Exercise description: Write out the full listing again, exactly as it stands.

Items:

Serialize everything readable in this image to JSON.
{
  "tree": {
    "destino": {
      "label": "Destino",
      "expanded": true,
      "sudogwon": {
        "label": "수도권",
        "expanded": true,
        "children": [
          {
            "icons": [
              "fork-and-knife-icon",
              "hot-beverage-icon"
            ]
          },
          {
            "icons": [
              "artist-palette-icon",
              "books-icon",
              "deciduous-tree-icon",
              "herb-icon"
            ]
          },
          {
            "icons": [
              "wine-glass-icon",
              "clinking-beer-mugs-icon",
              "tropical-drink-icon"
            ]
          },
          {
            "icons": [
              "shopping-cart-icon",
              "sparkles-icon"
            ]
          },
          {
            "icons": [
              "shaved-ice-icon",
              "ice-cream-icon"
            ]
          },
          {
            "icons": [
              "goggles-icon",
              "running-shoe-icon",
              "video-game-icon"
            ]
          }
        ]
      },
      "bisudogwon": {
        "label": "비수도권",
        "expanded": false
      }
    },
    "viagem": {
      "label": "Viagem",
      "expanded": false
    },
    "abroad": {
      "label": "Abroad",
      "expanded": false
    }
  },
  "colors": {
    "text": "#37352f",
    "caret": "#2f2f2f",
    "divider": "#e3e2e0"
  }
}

Full answer:
Serialize everything readable in this image to JSON.
{
  "tree": {
    "destino": {
      "label": "Destino",
      "expanded": true,
      "sudogwon": {
        "label": "수도권",
        "expanded": true,
        "children": [
          {
            "icons": [
              "fork-and-knife-icon",
              "hot-beverage-icon"
            ]
          },
          {
            "icons": [
              "artist-palette-icon",
              "books-icon",
              "deciduous-tree-icon",
              "herb-icon"
            ]
          },
          {
            "icons": [
              "wine-glass-icon",
              "clinking-beer-mugs-icon",
              "tropical-drink-icon"
            ]
          },
          {
            "icons": [
              "shopping-cart-icon",
              "sparkles-icon"
            ]
          },
          {
            "icons": [
              "shaved-ice-icon",
              "ice-cream-icon"
            ]
          },
          {
            "icons": [
              "goggles-icon",
              "running-shoe-icon",
              "video-game-icon"
            ]
          }
        ]
      },
      "bisudogwon": {
        "label": "비수도권",
        "expanded": false
      }
    },
    "viagem": {
      "label": "Viagem",
      "expanded": false
    },
    "abroad": {
      "label": "Abroad",
      "expanded": false
    }
  },
  "colors": {
    "text": "#37352f",
    "caret": "#2f2f2f",
    "divider": "#e3e2e0"
  }
}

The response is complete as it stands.